**DATA TO PROCESS:**
++++++++

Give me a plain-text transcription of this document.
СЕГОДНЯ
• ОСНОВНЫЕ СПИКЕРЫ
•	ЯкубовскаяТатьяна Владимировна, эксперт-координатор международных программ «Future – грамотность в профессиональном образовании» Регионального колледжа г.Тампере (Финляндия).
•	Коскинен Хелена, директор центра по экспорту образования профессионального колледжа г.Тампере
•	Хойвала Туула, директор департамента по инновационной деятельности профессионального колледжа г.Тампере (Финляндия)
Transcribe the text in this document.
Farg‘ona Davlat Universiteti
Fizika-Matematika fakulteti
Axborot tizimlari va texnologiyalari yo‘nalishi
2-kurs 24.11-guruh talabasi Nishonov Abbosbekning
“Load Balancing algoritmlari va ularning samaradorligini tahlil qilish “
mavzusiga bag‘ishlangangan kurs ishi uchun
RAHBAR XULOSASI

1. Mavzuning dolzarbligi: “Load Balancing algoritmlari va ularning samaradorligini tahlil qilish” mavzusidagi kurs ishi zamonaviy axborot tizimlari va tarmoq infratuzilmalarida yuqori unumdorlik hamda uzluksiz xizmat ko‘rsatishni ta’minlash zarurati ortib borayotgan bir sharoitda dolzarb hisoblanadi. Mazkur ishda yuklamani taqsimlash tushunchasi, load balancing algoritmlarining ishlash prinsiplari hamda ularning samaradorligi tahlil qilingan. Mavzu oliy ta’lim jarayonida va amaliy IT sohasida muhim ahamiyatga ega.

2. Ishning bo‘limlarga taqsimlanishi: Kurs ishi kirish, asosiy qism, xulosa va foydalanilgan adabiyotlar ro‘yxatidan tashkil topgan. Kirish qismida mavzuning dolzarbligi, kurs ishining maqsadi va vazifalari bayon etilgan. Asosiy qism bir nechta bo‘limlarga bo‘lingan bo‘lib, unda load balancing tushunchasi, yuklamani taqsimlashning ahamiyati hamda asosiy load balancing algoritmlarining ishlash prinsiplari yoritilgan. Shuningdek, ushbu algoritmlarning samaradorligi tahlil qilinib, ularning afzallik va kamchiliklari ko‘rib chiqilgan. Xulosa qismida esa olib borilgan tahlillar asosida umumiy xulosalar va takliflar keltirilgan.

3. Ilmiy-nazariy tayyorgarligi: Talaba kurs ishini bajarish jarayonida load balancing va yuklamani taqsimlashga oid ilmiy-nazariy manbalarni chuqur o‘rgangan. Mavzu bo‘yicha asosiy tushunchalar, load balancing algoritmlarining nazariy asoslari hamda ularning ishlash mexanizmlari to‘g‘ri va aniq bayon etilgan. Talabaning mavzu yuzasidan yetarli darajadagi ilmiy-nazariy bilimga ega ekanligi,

++++++++

**TASK DETAILS:** Extract from the material all lines containing the string "asosiy".

**COMPLETE RESPONSE:**
2. Ishning bo‘limlarga taqsimlanishi: Kurs ishi kirish, asosiy qism, xulosa va foydalanilgan adabiyotlar ro‘yxatidan tashkil topgan. Kirish qismida mavzuning dolzarbligi, kurs ishining maqsadi va vazifalari bayon etilgan. Asosiy qism bir nechta bo‘limlarga bo‘lingan bo‘lib, unda load balancing tushunchasi, yuklamani taqsimlashning ahamiyati hamda asosiy load balancing algoritmlarining ishlash prinsiplari yoritilgan. Shuningdek, ushbu algoritmlarning samaradorligi tahlil qilinib, ularning afzallik va kamchiliklari ko‘rib chiqilgan. Xulosa qismida esa olib borilgan tahlillar asosida umumiy xulosalar va takliflar keltirilgan.
3. Ilmiy-nazariy tayyorgarligi: Talaba kurs ishini bajarish jarayonida load balancing va yuklamani taqsimlashga oid ilmiy-nazariy manbalarni chuqur o‘rgangan. Mavzu bo‘yicha asosiy tushunchalar, load balancing algoritmlarining nazariy asoslari hamda ularning ishlash mexanizmlari to‘g‘ri va aniq bayon etilgan. Talabaning mavzu yuzasidan yetarli darajadagi ilmiy-nazariy bilimga ega ekanligi,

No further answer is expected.